* _Required task_
Copy out all lines where "this" appears.

* _Record set_
========================================================================

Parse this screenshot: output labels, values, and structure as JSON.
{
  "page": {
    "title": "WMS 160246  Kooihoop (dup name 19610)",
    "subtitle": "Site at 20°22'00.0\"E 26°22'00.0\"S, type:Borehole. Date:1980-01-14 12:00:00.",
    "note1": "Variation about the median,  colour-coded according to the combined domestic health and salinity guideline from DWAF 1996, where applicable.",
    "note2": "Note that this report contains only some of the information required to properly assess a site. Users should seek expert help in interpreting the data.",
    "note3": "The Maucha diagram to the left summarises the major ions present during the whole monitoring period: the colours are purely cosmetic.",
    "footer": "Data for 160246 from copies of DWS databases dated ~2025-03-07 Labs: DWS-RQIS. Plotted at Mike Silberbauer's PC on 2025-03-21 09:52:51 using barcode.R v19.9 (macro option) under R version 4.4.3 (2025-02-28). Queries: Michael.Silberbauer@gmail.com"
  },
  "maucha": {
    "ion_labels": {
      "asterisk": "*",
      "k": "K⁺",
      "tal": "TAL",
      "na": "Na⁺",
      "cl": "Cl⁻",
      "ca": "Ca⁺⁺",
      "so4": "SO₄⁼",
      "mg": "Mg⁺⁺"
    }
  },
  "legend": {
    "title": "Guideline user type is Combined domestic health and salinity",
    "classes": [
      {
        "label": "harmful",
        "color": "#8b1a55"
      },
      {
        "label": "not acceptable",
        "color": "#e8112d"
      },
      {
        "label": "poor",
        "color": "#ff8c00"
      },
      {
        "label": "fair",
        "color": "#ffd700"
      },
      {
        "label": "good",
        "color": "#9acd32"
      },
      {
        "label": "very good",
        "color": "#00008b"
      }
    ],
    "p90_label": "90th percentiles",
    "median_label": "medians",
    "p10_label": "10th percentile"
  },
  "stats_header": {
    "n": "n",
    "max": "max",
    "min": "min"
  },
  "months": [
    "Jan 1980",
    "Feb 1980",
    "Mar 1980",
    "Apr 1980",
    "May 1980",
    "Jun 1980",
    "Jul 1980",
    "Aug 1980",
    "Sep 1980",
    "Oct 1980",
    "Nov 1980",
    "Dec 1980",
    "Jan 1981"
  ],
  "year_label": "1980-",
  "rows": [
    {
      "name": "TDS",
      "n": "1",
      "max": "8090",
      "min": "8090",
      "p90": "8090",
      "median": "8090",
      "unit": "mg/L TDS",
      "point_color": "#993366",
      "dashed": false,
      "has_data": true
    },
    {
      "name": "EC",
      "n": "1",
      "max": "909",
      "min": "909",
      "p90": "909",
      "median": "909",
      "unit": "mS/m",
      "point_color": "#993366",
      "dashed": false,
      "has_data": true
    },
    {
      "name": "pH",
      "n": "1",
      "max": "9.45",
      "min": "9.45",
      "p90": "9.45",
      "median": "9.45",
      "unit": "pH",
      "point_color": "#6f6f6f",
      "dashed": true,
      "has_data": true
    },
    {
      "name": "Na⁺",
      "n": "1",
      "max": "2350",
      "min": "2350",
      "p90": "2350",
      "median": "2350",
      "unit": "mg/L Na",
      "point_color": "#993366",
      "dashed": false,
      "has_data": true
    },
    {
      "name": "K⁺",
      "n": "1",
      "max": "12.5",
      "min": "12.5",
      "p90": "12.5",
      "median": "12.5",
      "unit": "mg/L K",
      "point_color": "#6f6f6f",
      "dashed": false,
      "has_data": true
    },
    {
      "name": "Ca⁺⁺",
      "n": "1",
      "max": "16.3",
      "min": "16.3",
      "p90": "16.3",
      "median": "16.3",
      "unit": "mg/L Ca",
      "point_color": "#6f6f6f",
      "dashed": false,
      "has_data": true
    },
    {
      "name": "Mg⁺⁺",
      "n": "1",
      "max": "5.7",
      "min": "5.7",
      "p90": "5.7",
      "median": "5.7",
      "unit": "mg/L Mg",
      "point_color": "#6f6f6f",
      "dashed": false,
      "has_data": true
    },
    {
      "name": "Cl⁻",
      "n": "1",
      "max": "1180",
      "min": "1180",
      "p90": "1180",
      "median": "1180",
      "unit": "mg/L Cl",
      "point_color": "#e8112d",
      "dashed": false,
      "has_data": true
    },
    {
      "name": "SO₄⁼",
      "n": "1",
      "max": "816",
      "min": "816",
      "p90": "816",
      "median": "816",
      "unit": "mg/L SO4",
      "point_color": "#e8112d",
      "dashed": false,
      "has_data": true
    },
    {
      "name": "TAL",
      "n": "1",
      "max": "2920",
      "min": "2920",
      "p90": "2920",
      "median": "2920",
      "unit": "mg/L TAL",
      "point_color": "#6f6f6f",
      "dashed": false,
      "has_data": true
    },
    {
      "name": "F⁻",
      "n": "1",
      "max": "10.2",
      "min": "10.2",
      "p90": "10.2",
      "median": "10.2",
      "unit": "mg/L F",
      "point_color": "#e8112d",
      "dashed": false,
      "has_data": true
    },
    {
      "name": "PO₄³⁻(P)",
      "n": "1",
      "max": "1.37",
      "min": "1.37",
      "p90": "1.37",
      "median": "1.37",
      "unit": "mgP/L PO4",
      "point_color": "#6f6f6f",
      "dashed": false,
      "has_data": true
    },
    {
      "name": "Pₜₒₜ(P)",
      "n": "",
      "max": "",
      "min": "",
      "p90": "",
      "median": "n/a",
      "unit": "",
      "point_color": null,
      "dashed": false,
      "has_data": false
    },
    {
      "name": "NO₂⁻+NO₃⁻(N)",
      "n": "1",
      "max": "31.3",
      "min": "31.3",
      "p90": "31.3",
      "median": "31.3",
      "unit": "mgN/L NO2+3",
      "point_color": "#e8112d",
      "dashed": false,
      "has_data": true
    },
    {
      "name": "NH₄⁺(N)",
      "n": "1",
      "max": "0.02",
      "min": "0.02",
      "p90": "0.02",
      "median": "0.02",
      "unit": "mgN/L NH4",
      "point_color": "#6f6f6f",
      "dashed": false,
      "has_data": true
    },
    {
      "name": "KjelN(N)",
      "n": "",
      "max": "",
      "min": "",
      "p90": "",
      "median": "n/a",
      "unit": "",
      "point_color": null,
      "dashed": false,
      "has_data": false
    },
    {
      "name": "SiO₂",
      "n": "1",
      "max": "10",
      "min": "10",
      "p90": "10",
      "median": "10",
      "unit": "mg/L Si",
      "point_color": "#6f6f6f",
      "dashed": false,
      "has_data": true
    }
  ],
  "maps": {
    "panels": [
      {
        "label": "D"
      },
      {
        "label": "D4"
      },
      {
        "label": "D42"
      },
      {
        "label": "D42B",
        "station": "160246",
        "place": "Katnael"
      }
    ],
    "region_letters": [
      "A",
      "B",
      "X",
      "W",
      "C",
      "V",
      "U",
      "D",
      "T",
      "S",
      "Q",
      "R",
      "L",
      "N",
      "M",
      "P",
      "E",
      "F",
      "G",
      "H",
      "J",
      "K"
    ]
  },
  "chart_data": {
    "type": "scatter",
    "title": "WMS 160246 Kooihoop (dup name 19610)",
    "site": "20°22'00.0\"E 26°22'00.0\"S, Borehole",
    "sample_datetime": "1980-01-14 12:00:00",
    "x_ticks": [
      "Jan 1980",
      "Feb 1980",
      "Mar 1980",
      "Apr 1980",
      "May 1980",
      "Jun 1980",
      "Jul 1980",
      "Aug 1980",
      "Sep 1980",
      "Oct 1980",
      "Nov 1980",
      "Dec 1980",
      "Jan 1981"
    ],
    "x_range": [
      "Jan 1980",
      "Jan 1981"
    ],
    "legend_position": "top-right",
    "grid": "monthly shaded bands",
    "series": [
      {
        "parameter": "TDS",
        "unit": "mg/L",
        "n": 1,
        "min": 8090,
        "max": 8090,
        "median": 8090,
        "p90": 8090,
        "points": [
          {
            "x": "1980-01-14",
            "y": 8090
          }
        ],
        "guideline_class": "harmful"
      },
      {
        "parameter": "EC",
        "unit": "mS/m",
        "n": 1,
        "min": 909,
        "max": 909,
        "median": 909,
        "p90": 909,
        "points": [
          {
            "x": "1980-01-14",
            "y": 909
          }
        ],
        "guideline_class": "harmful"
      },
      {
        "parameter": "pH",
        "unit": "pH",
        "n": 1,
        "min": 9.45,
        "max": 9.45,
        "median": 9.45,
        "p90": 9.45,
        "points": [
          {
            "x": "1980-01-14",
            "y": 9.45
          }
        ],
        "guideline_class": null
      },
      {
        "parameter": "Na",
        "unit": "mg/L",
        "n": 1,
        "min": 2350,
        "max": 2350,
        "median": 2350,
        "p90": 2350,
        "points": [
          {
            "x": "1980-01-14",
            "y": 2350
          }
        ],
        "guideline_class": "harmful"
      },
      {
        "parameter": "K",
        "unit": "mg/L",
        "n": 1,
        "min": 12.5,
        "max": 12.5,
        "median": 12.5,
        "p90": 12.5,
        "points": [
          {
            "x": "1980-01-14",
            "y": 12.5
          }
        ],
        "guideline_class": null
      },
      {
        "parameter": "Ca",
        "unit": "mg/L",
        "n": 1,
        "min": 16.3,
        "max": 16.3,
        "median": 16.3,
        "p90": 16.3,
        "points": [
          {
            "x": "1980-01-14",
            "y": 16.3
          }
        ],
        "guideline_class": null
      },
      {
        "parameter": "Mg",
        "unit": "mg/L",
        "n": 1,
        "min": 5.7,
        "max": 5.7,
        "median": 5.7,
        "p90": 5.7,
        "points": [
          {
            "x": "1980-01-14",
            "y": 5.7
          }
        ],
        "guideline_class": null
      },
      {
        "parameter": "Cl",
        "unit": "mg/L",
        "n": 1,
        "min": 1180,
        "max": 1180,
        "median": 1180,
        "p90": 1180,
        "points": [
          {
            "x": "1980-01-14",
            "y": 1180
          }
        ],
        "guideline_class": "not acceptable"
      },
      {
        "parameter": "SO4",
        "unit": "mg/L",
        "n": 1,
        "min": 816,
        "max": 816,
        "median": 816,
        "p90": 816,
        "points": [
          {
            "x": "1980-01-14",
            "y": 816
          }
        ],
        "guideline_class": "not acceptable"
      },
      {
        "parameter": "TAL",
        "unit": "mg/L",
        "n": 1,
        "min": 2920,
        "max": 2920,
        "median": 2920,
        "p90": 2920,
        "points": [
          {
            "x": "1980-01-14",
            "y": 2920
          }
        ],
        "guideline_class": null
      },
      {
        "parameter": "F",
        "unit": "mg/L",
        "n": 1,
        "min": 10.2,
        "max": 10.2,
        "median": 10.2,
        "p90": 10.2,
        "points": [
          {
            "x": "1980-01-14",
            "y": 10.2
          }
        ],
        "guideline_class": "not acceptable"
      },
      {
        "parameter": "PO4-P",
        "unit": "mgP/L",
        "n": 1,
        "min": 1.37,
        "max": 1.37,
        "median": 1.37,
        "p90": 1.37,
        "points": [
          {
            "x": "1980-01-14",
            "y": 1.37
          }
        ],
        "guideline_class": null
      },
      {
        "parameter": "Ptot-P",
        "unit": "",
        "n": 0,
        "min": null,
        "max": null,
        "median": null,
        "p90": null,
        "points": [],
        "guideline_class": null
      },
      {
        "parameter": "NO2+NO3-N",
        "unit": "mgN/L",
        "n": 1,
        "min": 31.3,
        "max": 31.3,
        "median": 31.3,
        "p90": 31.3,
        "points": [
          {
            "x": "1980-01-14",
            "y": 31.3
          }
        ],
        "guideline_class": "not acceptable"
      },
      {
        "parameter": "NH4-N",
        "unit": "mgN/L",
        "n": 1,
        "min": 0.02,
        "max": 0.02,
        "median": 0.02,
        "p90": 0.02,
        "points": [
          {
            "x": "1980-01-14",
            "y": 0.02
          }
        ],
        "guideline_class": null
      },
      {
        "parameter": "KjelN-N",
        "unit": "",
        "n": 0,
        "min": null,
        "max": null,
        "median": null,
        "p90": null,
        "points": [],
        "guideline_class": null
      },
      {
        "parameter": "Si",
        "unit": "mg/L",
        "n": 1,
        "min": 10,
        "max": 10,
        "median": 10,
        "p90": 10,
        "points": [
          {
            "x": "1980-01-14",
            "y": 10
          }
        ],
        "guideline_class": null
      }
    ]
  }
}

========================================================================

* _Problem solution_
Parse this screenshot: output labels, values, and structure as JSON.
    "note2": "Note that this report contains only some of the information required to properly assess a site. Users should seek expert help in interpreting the data.",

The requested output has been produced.